THE EXERCISE: Gather all lines containing the string "художников" and copy them out.

(Saved entries)
— Start —
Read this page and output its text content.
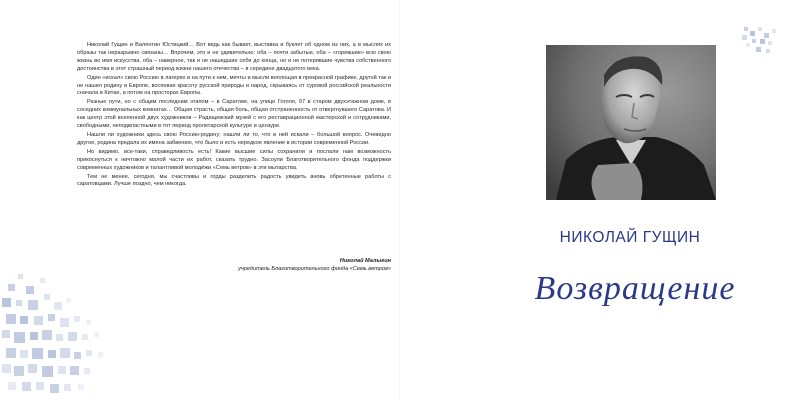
Николай Гущин и Валентин Юстицкий… Вот ведь как бывает, выставка и буклет об одном из них, а в мыслях их образы так неразрывно связаны… Впрочем, это и не удивительно: оба – почти забытые, оба – «горевшие» всю свою жизнь во имя искусства, оба – наверное, так и не нашедшие себя до конца, но и не потерявшие чувства собственного достоинства в этот страшный период жизни нашего отечества – в середине двадцатого века.

Один «искал» свою Россию в лагерях и на пути к ним, мечты и мысли воплощая в прекрасной графике, другой так и не нашел родину в Европе, воспевая красоту русской природы и народ, скрываясь от суровой российской реальности сначала в Китае, а потом на просторах Европы.

Разные пути, но с общим последним этапом – в Саратове, на улице Гоголя, 97 в старом двухэтажном доме, в соседних коммунальных комнатах… Общая страсть, общая боль, общая отстраненность от отвергнувшего Саратова. И как центр этой вселенной двух художников – Радищевский музей с его реставрационной мастерской и сотрудниками, свободными, неподвластными в тот период пролетарской культуре и цензуре.

Нашли ли художники здесь свою Россию-родину; нашли ли то, что в ней искали – большой вопрос. Очевидно другое, родина предала их имена забвению, что было и есть нередкое явление в истории современной России.

Но видимо, все-таки, справедливость есть! Какие высшие силы сохранили и послали нам возможность прикоснуться к ничтожно малой части их работ, сказать трудно. Засоули Благотворительного фонда поддержки современных художников и талантливой молодёжи «Семь ветров» в эти мытарства.

Тем не менее, сегодня, мы счастливы и горды разделить радость увидеть вновь обретенные работы с саратовцами. Лучше поздно, чем никогда.

Николай Малыгин
учредитель Благотворительного фонда «Семь ветров»
НИКОЛАЙ ГУЩИН
Возвращение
— End —
OUTPUT:
Разные пути, но с общим последним этапом – в Саратове, на улице Гоголя, 97 в старом двухэтажном доме, в соседних коммунальных комнатах… Общая страсть, общая боль, общая отстраненность от отвергнувшего Саратова. И как центр этой вселенной двух художников – Радищевский музей с его реставрационной мастерской и сотрудниками, свободными, неподвластными в тот период пролетарской культуре и цензуре.
Но видимо, все-таки, справедливость есть! Какие высшие силы сохранили и послали нам возможность прикоснуться к ничтожно малой части их работ, сказать трудно. Засоули Благотворительного фонда поддержки современных художников и талантливой молодёжи «Семь ветров» в эти мытарства.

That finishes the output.